» **EXERCISE**:
Can you repeat the listing, starting at its first line and ending at the line containing "gene-intron-line [791, 574, 822, 583]", but change every "snp-point" to "variant-marker" and keep everything else as it is?

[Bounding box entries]
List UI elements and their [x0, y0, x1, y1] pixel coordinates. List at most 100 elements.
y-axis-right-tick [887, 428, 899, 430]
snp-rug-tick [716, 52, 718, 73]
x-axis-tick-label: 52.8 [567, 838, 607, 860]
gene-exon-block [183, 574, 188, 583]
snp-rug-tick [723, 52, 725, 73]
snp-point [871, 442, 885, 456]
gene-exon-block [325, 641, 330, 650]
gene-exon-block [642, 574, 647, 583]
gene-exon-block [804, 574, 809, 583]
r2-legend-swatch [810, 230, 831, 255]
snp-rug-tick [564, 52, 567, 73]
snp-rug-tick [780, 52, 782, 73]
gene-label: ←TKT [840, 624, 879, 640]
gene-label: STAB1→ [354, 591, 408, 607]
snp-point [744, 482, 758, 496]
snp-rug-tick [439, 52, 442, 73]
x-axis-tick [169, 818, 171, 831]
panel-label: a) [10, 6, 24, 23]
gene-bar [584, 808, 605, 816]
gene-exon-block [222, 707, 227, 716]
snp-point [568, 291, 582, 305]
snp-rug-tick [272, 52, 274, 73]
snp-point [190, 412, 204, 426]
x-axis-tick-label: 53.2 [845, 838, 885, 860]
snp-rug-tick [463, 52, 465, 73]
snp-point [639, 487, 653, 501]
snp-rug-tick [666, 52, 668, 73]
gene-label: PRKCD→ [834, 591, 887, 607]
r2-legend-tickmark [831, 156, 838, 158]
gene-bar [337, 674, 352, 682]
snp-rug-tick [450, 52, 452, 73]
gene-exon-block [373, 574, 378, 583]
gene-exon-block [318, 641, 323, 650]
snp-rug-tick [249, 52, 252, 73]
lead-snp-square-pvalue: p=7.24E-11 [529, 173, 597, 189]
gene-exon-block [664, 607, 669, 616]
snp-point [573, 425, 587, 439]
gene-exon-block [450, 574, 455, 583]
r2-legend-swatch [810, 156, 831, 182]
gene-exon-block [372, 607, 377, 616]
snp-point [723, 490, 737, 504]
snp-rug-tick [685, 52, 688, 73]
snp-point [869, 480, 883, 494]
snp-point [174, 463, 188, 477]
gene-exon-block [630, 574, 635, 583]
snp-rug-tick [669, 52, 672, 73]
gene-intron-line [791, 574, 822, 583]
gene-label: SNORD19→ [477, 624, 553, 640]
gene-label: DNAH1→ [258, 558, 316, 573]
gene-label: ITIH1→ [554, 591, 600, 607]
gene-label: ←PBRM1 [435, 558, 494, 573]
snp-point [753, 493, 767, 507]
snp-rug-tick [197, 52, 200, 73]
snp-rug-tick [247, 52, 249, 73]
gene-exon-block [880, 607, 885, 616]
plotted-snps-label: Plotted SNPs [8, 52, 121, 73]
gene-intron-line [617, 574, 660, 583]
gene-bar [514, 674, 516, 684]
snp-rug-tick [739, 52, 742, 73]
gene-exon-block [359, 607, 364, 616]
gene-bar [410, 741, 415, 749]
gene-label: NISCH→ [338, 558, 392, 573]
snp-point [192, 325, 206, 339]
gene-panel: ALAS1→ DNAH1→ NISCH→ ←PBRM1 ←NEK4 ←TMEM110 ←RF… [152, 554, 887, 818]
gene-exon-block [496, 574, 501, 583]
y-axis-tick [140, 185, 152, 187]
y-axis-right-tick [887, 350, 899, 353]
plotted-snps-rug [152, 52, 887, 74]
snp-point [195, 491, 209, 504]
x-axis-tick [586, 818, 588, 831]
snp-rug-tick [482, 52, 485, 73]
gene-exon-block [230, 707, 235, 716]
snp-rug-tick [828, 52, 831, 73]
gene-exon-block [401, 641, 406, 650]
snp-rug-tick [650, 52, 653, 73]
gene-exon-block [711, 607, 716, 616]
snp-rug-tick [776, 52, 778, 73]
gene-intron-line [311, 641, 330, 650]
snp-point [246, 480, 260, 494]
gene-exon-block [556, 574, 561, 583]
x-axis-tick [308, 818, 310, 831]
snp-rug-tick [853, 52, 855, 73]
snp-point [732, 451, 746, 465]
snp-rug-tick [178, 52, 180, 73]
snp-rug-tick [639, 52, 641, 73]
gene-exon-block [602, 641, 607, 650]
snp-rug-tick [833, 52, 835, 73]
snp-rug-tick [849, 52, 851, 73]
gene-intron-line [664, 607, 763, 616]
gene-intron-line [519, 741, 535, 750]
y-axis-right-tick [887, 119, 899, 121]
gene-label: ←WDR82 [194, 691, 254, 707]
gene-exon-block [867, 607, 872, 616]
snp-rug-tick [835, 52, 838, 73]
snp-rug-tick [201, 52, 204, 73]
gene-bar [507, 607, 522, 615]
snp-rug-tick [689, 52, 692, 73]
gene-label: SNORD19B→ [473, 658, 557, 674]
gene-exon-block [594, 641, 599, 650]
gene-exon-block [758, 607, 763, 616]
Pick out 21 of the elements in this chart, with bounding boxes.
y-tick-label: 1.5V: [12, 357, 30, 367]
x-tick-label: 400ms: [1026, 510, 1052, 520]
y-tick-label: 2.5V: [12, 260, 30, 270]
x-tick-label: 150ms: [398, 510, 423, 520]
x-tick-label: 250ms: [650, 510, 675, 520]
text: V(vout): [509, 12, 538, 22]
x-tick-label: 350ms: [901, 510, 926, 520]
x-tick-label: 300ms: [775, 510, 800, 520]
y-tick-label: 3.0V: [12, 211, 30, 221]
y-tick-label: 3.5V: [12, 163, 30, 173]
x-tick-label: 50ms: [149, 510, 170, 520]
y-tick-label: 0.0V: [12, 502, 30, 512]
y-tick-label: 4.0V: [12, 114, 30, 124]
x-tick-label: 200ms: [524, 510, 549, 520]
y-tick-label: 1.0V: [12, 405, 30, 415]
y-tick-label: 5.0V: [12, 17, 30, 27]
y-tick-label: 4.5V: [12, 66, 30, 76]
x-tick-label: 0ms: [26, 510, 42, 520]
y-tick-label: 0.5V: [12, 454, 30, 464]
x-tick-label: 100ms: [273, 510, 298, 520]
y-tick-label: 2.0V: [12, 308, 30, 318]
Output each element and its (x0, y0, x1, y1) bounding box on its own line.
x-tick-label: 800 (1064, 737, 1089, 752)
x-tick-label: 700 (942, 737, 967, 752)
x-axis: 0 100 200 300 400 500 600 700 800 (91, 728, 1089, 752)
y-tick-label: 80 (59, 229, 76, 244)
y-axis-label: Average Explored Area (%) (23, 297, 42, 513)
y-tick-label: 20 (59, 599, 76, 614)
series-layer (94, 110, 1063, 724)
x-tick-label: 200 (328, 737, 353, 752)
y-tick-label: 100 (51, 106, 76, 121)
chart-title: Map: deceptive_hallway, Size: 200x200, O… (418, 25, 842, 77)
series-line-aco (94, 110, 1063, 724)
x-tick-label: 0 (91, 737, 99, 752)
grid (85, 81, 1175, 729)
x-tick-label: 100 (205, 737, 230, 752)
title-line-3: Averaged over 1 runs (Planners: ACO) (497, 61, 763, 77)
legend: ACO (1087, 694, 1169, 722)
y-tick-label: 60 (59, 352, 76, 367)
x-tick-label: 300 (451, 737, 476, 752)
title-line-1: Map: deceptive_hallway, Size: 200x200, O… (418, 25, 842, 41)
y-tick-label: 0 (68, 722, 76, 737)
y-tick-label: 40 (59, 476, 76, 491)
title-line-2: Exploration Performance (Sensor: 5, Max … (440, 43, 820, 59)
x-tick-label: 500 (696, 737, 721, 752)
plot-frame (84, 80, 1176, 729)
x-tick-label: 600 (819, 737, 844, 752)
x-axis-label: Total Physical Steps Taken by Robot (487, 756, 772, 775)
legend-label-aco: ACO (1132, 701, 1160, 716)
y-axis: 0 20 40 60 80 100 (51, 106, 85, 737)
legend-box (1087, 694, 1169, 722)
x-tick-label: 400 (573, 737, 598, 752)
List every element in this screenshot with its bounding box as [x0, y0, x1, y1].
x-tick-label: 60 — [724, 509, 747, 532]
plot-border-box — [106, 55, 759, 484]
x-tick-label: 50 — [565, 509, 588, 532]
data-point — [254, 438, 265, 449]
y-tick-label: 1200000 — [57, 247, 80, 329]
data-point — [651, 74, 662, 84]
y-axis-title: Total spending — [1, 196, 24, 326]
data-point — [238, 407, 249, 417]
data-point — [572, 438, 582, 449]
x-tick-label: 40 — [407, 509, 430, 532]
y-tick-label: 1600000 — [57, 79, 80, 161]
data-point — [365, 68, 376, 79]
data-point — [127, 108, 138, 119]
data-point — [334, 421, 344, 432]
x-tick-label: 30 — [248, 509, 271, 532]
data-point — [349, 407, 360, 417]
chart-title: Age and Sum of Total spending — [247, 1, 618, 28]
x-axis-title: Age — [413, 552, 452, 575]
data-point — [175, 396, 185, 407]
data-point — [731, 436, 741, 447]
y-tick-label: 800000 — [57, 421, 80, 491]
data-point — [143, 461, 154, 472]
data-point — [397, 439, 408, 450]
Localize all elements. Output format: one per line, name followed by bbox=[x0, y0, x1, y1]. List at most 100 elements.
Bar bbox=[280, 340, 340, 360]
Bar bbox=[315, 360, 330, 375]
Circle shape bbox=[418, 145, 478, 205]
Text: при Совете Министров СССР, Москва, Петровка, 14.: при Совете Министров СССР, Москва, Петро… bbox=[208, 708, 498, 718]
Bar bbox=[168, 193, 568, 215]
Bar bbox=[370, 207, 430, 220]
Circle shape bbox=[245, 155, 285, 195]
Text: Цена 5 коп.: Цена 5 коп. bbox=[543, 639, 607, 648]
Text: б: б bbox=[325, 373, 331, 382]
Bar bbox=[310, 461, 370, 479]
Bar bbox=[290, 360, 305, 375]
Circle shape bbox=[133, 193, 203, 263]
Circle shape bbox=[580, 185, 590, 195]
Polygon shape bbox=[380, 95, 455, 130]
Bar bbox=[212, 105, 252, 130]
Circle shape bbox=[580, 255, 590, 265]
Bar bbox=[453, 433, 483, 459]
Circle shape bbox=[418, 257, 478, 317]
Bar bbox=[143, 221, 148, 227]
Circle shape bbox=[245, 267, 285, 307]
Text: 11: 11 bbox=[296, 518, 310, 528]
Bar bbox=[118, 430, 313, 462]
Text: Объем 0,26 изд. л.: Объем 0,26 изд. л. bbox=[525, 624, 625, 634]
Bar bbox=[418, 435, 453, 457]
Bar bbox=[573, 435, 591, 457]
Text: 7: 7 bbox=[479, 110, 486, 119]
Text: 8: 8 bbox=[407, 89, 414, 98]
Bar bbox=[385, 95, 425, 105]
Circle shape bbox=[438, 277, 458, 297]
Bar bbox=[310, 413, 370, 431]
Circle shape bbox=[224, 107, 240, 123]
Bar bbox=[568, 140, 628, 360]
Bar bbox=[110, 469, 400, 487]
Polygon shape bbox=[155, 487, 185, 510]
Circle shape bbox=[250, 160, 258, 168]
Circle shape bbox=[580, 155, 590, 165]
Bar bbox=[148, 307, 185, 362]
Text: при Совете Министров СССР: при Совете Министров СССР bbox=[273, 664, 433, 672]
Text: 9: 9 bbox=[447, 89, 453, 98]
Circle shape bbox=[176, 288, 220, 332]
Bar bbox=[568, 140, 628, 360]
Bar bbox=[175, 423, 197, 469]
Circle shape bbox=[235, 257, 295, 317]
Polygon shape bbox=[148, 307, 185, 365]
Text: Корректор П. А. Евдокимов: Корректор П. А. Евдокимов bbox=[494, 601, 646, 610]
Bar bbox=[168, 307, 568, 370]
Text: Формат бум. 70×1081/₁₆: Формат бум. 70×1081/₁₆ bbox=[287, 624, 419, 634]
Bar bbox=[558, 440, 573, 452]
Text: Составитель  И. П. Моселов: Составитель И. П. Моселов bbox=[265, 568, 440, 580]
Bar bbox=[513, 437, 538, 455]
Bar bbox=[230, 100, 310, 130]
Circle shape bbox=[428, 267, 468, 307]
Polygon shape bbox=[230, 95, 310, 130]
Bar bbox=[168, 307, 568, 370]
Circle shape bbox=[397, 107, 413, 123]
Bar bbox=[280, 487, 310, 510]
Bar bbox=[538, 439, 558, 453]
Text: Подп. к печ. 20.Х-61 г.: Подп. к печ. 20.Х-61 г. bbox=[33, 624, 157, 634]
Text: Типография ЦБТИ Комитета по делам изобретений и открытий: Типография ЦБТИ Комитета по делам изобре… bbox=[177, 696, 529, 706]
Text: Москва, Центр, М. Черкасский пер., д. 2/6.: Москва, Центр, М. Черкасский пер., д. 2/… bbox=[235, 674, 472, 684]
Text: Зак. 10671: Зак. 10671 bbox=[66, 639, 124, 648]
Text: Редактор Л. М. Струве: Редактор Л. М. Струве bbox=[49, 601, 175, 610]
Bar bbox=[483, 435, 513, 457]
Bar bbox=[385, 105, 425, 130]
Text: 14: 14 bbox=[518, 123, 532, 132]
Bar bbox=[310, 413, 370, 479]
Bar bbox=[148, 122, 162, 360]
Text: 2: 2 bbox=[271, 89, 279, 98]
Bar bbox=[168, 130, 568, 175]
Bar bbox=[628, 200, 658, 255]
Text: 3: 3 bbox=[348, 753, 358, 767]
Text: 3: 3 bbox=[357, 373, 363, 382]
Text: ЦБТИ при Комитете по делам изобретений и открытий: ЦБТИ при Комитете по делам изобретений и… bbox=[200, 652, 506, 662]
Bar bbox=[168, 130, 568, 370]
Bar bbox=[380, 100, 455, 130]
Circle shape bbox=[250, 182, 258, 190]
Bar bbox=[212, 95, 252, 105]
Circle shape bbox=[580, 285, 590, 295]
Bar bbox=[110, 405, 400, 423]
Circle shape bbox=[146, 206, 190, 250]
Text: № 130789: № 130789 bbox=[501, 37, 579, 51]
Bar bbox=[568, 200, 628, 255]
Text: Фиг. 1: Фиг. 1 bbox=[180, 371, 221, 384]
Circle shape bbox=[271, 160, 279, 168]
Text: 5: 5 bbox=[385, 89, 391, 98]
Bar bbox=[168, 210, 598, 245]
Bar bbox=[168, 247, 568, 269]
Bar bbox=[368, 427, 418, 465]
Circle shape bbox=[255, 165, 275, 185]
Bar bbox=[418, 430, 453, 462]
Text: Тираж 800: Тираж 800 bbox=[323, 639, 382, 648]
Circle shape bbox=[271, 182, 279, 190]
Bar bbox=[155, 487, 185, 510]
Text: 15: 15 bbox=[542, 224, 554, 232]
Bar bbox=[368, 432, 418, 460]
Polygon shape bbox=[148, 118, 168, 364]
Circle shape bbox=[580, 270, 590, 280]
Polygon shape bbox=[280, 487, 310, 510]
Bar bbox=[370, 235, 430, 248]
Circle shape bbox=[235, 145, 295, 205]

» **SOLUTION FOR THIS PROBLEM**:
List UI elements and their [x0, y0, x1, y1] pixel coordinates. List at most 100 elements.
y-axis-right-tick [887, 428, 899, 430]
snp-rug-tick [716, 52, 718, 73]
x-axis-tick-label: 52.8 [567, 838, 607, 860]
gene-exon-block [183, 574, 188, 583]
snp-rug-tick [723, 52, 725, 73]
variant-marker [871, 442, 885, 456]
gene-exon-block [325, 641, 330, 650]
gene-exon-block [642, 574, 647, 583]
gene-exon-block [804, 574, 809, 583]
r2-legend-swatch [810, 230, 831, 255]
snp-rug-tick [564, 52, 567, 73]
snp-rug-tick [780, 52, 782, 73]
gene-label: ←TKT [840, 624, 879, 640]
gene-label: STAB1→ [354, 591, 408, 607]
variant-marker [744, 482, 758, 496]
snp-rug-tick [439, 52, 442, 73]
x-axis-tick [169, 818, 171, 831]
panel-label: a) [10, 6, 24, 23]
gene-bar [584, 808, 605, 816]
gene-exon-block [222, 707, 227, 716]
variant-marker [568, 291, 582, 305]
snp-rug-tick [272, 52, 274, 73]
variant-marker [190, 412, 204, 426]
x-axis-tick-label: 53.2 [845, 838, 885, 860]
snp-rug-tick [463, 52, 465, 73]
variant-marker [639, 487, 653, 501]
snp-rug-tick [666, 52, 668, 73]
gene-label: PRKCD→ [834, 591, 887, 607]
r2-legend-tickmark [831, 156, 838, 158]
gene-bar [337, 674, 352, 682]
snp-rug-tick [450, 52, 452, 73]
gene-exon-block [373, 574, 378, 583]
gene-exon-block [318, 641, 323, 650]
snp-rug-tick [249, 52, 252, 73]
lead-snp-square-pvalue: p=7.24E-11 [529, 173, 597, 189]
gene-exon-block [664, 607, 669, 616]
variant-marker [573, 425, 587, 439]
gene-exon-block [450, 574, 455, 583]
r2-legend-swatch [810, 156, 831, 182]
gene-exon-block [372, 607, 377, 616]
variant-marker [723, 490, 737, 504]
snp-rug-tick [685, 52, 688, 73]
variant-marker [869, 480, 883, 494]
variant-marker [174, 463, 188, 477]
gene-exon-block [630, 574, 635, 583]
snp-rug-tick [669, 52, 672, 73]
gene-intron-line [791, 574, 822, 583]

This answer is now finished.